<<<<

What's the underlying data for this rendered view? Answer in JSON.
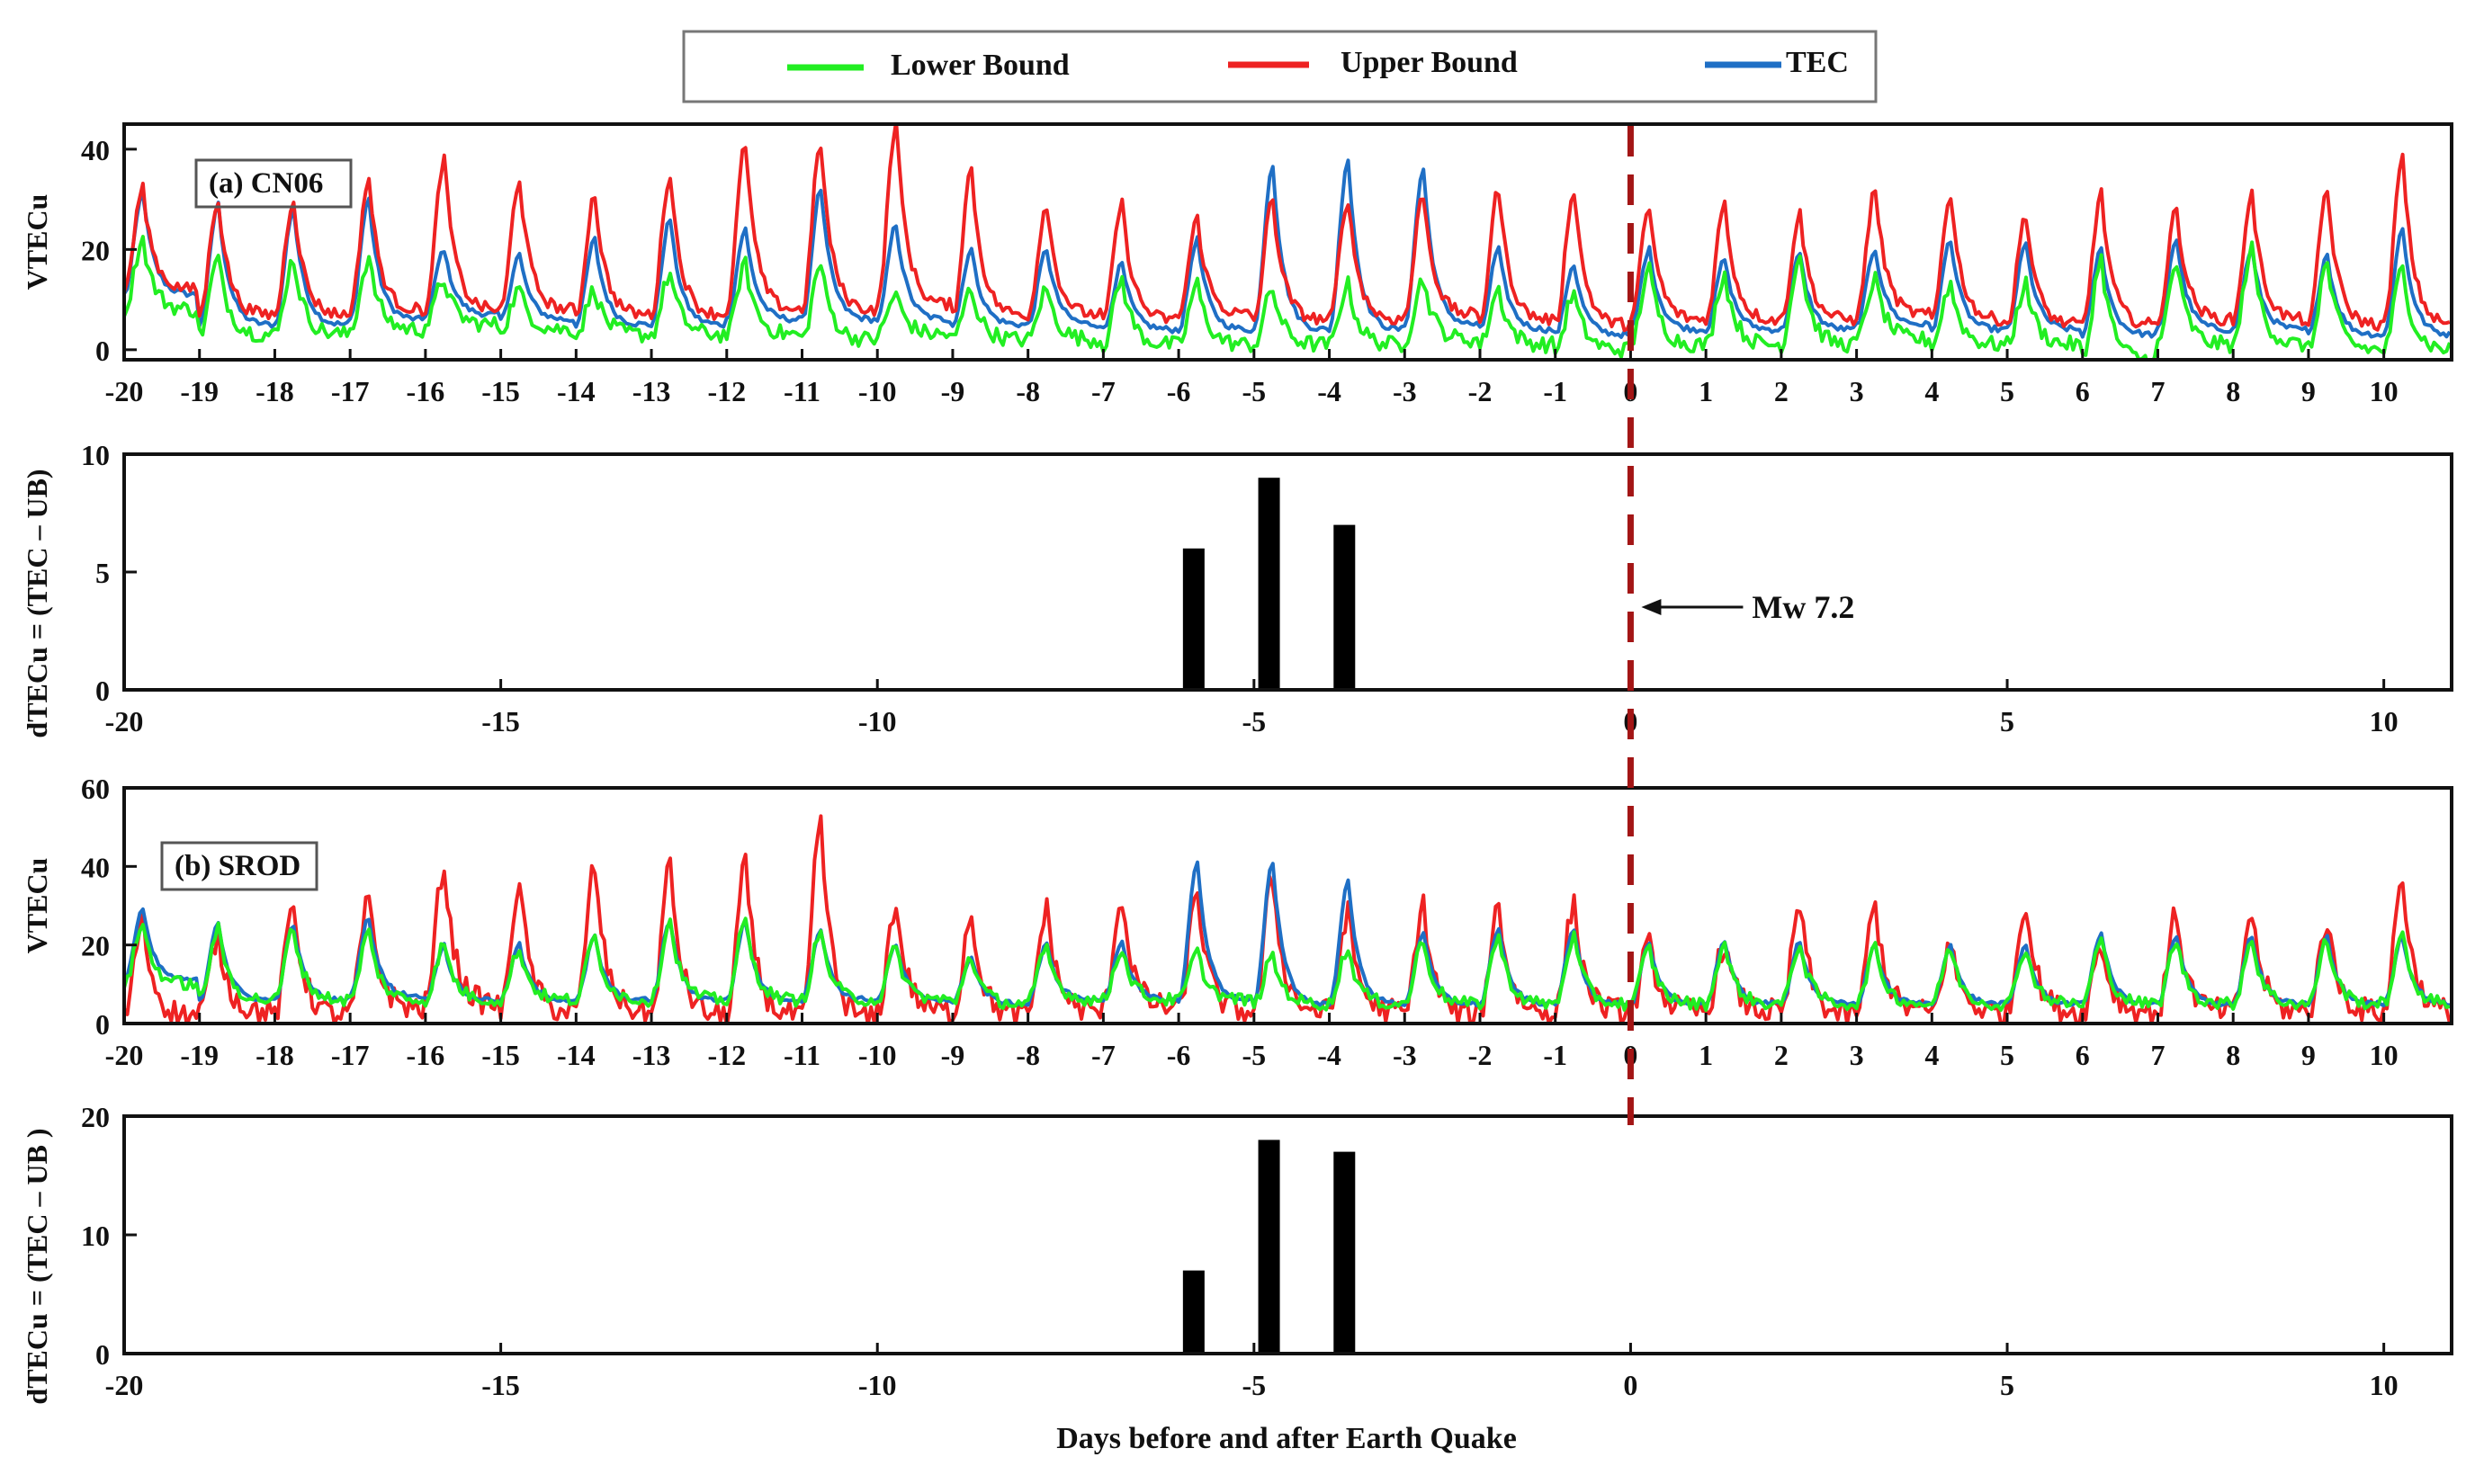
{
  "chart_data": {
    "type": "line",
    "colors": {
      "lower_bound": "#22ee22",
      "upper_bound": "#ee2222",
      "tec": "#1f6fc5",
      "bar": "#000000",
      "event_line": "#a31515"
    },
    "legend": {
      "position": "top-center",
      "entries": [
        "Lower Bound",
        "Upper Bound",
        "TEC"
      ]
    },
    "xlabel": "Days before and after Earth Quake",
    "xlim": [
      -20,
      10.9
    ],
    "event_day": 0,
    "annotation": "Mw 7.2",
    "panels": [
      {
        "kind": "series",
        "label": "(a) CN06",
        "ylabel": "VTECu",
        "ylim": [
          -2,
          45
        ],
        "yticks": [
          "0",
          "20",
          "40"
        ],
        "xticks": [
          "-20",
          "-19",
          "-18",
          "-17",
          "-16",
          "-15",
          "-14",
          "-13",
          "-12",
          "-11",
          "-10",
          "-9",
          "-8",
          "-7",
          "-6",
          "-5",
          "-4",
          "-3",
          "-2",
          "-1",
          "0",
          "1",
          "2",
          "3",
          "4",
          "5",
          "6",
          "7",
          "8",
          "9",
          "10"
        ],
        "daily": {
          "tec_peak": [
            31,
            29,
            28,
            30,
            20,
            19,
            22,
            26,
            24,
            32,
            25,
            20,
            20,
            17,
            22,
            37,
            38,
            36,
            20,
            17,
            20,
            18,
            19,
            20,
            22,
            21,
            20,
            22,
            20,
            19,
            24
          ],
          "upper_peak": [
            32,
            30,
            30,
            34,
            38,
            34,
            31,
            35,
            41,
            41,
            45,
            36,
            29,
            29,
            26,
            30,
            30,
            31,
            32,
            32,
            28,
            29,
            27,
            32,
            31,
            27,
            31,
            28,
            31,
            32,
            38
          ],
          "lower_peak": [
            22,
            18,
            18,
            18,
            14,
            12,
            12,
            15,
            17,
            17,
            11,
            12,
            12,
            14,
            13,
            12,
            13,
            14,
            12,
            11,
            16,
            15,
            19,
            14,
            13,
            13,
            18,
            17,
            20,
            17,
            16
          ],
          "tec_base": [
            11,
            5,
            5,
            6,
            7,
            6,
            5,
            5,
            6,
            6,
            6,
            5,
            5,
            4,
            4,
            4,
            4,
            5,
            4,
            3,
            4,
            4,
            4,
            5,
            4,
            4,
            3,
            4,
            4,
            3,
            3
          ],
          "upper_base": [
            12,
            7,
            7,
            8,
            8,
            8,
            7,
            7,
            8,
            8,
            9,
            7,
            7,
            6,
            7,
            6,
            6,
            7,
            6,
            5,
            6,
            6,
            6,
            7,
            6,
            5,
            5,
            6,
            6,
            5,
            5
          ],
          "lower_base": [
            8,
            3,
            3,
            4,
            5,
            4,
            3,
            3,
            3,
            2,
            3,
            2,
            2,
            1,
            1,
            1,
            1,
            2,
            1,
            0,
            1,
            1,
            1,
            2,
            1,
            1,
            -2,
            1,
            1,
            0,
            0
          ]
        }
      },
      {
        "kind": "bars",
        "ylabel": "dTECu = (TEC – UB)",
        "ylim": [
          0,
          10
        ],
        "yticks": [
          "0",
          "5",
          "10"
        ],
        "xticks": [
          "-20",
          "-15",
          "-10",
          "-5",
          "0",
          "5",
          "10"
        ],
        "bars": [
          {
            "x": -5.8,
            "value": 6
          },
          {
            "x": -4.8,
            "value": 9
          },
          {
            "x": -3.8,
            "value": 7
          }
        ]
      },
      {
        "kind": "series",
        "label": "(b) SROD",
        "ylabel": "VTECu",
        "ylim": [
          0,
          60
        ],
        "yticks": [
          "0",
          "20",
          "40",
          "60"
        ],
        "xticks": [
          "-20",
          "-19",
          "-18",
          "-17",
          "-16",
          "-15",
          "-14",
          "-13",
          "-12",
          "-11",
          "-10",
          "-9",
          "-8",
          "-7",
          "-6",
          "-5",
          "-4",
          "-3",
          "-2",
          "-1",
          "0",
          "1",
          "2",
          "3",
          "4",
          "5",
          "6",
          "7",
          "8",
          "9",
          "10"
        ],
        "daily": {
          "tec_peak": [
            29,
            26,
            25,
            27,
            20,
            20,
            22,
            26,
            26,
            24,
            20,
            17,
            20,
            21,
            41,
            41,
            36,
            23,
            24,
            24,
            20,
            21,
            21,
            20,
            20,
            20,
            23,
            22,
            22,
            22,
            22
          ],
          "upper_peak": [
            26,
            22,
            30,
            31,
            40,
            36,
            40,
            40,
            40,
            51,
            30,
            28,
            29,
            32,
            34,
            37,
            28,
            30,
            30,
            30,
            20,
            20,
            30,
            30,
            20,
            31,
            20,
            28,
            28,
            26,
            37
          ],
          "lower_peak": [
            25,
            24,
            24,
            23,
            20,
            19,
            22,
            26,
            26,
            23,
            19,
            17,
            19,
            19,
            18,
            17,
            19,
            21,
            22,
            22,
            19,
            20,
            20,
            19,
            19,
            19,
            21,
            21,
            21,
            21,
            22
          ],
          "tec_base": [
            11,
            6,
            6,
            7,
            6,
            6,
            6,
            6,
            6,
            6,
            6,
            5,
            6,
            6,
            6,
            5,
            5,
            5,
            5,
            5,
            5,
            5,
            5,
            5,
            5,
            5,
            5,
            5,
            5,
            5,
            5
          ],
          "upper_base": [
            2,
            3,
            2,
            4,
            5,
            3,
            3,
            2,
            2,
            1,
            3,
            2,
            3,
            4,
            3,
            3,
            3,
            2,
            3,
            3,
            3,
            3,
            2,
            3,
            3,
            3,
            3,
            3,
            3,
            3,
            3
          ],
          "lower_base": [
            10,
            6,
            6,
            6,
            6,
            6,
            6,
            6,
            6,
            6,
            6,
            5,
            6,
            6,
            6,
            5,
            5,
            5,
            5,
            5,
            5,
            5,
            5,
            5,
            5,
            5,
            5,
            5,
            5,
            5,
            5
          ]
        }
      },
      {
        "kind": "bars",
        "ylabel": "dTECu = (TEC – UB )",
        "ylim": [
          0,
          20
        ],
        "yticks": [
          "0",
          "10",
          "20"
        ],
        "xticks": [
          "-20",
          "-15",
          "-10",
          "-5",
          "0",
          "5",
          "10"
        ],
        "bars": [
          {
            "x": -5.8,
            "value": 7
          },
          {
            "x": -4.8,
            "value": 18
          },
          {
            "x": -3.8,
            "value": 17
          }
        ]
      }
    ]
  }
}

>>>>

INSTRUCTIONS TO FOLLOW
Read the entries and show each line that mentions "value".

OUTPUT OF THE EXERCISE
            "value": 6
            "value": 9
            "value": 7
            "value": 7
            "value": 18
            "value": 17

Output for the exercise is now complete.